| Task description |
Read the material below and tally how many lines hold the word "zorg", giving the number and nothing else.

★ ★ ★ ★ ★

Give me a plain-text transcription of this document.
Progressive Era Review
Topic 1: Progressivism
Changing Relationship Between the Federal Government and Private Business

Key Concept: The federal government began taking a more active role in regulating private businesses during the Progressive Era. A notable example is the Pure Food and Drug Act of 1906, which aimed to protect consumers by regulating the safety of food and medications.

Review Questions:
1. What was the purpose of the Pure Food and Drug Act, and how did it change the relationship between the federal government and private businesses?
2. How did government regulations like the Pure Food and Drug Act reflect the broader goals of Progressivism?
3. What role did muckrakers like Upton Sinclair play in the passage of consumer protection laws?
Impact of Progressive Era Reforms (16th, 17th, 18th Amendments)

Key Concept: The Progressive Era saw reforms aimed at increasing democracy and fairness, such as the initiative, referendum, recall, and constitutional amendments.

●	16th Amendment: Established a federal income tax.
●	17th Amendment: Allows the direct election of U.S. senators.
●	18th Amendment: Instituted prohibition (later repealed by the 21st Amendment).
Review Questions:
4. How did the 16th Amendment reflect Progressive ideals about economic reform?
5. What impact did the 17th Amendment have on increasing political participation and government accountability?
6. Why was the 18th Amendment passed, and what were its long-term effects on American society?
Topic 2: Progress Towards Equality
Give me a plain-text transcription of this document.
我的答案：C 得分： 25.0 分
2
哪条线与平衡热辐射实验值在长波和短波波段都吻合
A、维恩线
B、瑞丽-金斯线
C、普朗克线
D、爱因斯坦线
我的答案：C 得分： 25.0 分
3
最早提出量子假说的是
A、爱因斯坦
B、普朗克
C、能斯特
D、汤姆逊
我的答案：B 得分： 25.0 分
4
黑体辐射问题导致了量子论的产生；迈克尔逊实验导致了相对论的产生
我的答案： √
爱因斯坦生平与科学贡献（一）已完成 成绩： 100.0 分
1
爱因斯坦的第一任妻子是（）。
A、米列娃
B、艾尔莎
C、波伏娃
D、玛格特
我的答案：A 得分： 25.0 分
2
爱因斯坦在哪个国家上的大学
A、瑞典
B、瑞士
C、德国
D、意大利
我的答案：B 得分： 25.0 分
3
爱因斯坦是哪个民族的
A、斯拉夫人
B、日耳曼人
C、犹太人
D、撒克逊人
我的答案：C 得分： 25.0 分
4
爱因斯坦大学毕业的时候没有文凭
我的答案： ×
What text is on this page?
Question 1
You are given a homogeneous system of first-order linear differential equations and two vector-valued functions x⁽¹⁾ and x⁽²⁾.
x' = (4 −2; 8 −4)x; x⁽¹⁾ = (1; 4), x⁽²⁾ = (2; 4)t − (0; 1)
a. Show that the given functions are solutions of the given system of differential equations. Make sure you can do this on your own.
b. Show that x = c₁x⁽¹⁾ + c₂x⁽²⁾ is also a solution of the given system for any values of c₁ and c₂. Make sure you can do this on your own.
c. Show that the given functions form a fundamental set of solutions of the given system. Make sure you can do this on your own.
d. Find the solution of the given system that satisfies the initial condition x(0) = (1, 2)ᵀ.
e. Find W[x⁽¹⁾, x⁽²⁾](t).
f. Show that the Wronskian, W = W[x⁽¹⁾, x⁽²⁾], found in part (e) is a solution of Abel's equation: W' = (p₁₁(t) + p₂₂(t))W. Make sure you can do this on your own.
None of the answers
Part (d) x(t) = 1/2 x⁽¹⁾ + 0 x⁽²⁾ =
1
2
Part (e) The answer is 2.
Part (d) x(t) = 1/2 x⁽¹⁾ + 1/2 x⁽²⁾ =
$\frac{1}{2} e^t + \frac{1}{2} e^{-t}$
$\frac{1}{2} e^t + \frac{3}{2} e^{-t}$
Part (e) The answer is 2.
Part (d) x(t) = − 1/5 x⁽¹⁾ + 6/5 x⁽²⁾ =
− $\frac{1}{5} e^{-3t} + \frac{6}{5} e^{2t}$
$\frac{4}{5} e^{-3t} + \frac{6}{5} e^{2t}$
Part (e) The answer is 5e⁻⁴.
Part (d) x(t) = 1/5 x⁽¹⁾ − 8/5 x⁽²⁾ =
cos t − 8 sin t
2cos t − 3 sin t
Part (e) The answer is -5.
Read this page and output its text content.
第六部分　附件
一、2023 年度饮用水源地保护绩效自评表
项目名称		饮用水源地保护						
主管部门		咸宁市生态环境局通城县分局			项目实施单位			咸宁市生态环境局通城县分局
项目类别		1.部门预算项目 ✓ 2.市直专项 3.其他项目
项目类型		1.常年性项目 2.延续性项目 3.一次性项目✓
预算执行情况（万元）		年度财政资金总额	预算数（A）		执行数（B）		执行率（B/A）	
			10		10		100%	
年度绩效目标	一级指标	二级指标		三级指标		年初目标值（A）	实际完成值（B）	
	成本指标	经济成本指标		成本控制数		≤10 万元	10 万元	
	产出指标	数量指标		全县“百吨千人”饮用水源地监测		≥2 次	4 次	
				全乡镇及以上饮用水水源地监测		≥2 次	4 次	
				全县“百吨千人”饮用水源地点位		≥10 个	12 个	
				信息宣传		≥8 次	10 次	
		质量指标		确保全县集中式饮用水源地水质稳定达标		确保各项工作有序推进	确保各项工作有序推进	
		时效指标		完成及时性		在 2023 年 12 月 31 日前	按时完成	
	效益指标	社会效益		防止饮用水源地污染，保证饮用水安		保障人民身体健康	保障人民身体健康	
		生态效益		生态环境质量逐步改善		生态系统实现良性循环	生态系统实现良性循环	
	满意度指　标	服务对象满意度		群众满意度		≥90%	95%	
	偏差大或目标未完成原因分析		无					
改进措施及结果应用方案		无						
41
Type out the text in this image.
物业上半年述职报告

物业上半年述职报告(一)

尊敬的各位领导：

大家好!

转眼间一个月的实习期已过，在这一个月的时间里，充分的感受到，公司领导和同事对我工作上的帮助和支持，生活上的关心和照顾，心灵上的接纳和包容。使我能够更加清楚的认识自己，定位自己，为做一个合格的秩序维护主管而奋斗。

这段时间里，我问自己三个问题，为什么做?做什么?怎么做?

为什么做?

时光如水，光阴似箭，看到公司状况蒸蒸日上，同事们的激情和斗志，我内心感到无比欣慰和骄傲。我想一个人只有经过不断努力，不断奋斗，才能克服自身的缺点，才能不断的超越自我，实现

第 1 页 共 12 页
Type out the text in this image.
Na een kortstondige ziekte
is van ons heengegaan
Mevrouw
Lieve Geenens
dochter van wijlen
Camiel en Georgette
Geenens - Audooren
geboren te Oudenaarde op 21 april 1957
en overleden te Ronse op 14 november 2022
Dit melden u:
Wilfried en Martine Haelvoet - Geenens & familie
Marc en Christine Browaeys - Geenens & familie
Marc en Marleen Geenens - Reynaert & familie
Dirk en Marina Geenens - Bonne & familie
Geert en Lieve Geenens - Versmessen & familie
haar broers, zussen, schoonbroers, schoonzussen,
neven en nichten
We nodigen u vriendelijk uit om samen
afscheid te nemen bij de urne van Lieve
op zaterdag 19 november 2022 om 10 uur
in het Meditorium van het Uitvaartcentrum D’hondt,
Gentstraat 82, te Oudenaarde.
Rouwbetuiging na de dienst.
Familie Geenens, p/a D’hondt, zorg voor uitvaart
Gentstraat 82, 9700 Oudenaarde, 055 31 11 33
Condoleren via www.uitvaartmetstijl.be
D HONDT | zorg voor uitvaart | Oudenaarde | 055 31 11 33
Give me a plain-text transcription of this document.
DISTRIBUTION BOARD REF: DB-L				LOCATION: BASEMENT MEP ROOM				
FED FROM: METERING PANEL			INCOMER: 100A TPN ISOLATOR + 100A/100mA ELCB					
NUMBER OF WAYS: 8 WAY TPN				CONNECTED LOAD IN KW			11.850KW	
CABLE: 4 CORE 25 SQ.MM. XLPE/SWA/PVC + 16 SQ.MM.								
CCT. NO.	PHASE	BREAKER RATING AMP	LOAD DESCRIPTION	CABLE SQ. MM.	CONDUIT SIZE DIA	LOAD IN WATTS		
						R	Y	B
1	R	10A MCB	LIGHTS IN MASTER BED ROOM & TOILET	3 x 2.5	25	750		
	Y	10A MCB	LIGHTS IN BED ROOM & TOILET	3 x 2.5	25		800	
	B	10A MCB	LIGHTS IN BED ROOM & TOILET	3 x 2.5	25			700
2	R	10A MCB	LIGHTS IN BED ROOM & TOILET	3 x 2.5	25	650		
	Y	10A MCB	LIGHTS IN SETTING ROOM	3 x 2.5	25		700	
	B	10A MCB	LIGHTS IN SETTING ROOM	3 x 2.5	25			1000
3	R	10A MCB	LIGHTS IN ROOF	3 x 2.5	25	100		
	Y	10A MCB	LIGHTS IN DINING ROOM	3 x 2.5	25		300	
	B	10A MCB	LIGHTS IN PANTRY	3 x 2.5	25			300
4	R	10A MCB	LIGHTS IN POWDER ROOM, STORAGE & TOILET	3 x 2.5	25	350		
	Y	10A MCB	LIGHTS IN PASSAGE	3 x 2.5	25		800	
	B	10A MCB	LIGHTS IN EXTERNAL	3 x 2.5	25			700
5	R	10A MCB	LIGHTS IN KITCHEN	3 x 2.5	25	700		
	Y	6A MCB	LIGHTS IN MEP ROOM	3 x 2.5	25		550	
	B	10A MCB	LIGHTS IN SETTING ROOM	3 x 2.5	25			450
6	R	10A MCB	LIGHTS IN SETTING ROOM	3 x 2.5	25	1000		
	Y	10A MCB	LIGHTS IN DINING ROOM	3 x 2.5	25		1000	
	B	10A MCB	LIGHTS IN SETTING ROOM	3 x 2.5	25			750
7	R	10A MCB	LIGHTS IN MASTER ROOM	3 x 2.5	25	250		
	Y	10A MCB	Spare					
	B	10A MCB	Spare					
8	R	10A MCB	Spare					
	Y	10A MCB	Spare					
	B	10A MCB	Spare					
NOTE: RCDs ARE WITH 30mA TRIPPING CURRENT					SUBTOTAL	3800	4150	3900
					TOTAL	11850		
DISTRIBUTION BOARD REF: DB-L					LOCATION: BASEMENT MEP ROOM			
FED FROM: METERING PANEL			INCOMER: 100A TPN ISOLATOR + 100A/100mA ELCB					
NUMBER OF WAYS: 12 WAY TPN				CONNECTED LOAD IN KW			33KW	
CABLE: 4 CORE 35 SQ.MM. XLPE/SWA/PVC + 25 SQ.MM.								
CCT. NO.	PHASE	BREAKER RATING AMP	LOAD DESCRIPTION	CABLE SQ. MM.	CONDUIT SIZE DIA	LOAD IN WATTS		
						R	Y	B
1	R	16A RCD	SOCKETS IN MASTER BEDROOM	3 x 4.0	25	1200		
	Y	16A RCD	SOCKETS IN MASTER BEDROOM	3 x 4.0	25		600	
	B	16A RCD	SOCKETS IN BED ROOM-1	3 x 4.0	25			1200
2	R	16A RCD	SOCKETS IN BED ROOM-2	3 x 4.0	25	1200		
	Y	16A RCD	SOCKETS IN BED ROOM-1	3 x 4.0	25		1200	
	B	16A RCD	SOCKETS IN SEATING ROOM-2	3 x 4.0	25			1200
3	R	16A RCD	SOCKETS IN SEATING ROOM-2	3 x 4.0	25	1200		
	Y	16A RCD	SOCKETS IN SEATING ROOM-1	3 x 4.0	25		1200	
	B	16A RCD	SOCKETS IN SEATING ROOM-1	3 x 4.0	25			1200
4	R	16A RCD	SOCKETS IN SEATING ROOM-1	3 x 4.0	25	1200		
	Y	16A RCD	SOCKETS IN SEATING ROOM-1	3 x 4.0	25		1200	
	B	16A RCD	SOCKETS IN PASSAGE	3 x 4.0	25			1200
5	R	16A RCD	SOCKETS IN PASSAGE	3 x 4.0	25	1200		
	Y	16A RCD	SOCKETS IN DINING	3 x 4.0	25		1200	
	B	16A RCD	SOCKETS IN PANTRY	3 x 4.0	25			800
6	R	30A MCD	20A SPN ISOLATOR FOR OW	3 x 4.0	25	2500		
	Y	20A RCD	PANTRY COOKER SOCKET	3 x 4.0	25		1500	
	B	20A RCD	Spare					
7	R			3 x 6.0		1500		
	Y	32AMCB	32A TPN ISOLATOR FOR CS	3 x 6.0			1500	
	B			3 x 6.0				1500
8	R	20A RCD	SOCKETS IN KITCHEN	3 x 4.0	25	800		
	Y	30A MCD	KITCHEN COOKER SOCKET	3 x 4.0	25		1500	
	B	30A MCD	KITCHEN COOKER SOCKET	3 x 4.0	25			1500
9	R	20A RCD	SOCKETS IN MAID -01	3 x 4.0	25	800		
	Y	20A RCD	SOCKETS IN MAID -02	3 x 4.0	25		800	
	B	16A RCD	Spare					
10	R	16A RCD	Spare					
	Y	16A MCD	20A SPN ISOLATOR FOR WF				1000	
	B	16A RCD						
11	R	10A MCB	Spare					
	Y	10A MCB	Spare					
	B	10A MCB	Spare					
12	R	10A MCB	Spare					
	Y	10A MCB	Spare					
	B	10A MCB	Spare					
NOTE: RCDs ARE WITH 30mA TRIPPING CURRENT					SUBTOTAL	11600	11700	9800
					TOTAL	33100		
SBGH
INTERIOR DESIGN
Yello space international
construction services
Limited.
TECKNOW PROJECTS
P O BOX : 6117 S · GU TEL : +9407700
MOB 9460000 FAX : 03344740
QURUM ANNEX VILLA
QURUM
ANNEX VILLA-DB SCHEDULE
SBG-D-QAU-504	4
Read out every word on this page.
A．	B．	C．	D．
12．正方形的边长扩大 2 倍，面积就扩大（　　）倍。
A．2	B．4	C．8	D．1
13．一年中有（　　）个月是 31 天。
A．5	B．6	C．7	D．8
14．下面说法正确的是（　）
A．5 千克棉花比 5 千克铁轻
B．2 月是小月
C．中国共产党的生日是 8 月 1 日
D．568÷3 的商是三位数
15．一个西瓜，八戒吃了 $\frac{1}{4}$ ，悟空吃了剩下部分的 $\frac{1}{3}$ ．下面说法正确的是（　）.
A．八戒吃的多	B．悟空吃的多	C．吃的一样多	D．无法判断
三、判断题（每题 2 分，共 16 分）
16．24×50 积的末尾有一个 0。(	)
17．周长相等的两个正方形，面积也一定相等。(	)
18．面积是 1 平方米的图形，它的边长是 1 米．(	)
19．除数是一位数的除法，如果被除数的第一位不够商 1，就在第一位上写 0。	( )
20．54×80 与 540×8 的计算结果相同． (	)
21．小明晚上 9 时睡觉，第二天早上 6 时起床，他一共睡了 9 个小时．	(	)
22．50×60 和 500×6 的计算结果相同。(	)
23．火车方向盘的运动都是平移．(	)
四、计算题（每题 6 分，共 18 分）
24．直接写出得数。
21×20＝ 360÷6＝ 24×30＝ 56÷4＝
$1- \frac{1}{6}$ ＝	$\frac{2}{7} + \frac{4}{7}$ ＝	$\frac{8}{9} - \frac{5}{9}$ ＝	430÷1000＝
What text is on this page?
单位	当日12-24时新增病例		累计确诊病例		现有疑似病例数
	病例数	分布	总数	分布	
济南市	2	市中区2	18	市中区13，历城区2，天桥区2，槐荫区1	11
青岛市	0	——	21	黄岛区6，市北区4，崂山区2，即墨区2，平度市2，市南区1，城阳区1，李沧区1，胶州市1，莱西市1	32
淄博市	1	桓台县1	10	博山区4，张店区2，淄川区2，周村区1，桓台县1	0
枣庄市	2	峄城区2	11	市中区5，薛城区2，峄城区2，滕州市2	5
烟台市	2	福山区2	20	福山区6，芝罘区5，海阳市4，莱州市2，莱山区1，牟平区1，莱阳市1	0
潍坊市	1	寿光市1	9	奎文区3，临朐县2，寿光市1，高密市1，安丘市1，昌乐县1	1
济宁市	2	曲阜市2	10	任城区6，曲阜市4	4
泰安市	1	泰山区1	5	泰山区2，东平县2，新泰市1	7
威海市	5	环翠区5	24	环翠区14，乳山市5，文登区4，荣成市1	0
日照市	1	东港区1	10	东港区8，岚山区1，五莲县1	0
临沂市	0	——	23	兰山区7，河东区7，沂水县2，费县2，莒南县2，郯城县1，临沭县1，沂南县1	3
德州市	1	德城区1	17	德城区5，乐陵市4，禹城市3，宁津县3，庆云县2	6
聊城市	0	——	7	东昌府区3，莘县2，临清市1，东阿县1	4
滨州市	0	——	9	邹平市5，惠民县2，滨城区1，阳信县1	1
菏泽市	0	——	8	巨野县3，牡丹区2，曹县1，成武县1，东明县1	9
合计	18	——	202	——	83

★ ★ ★ ★ ★

| Result below |
2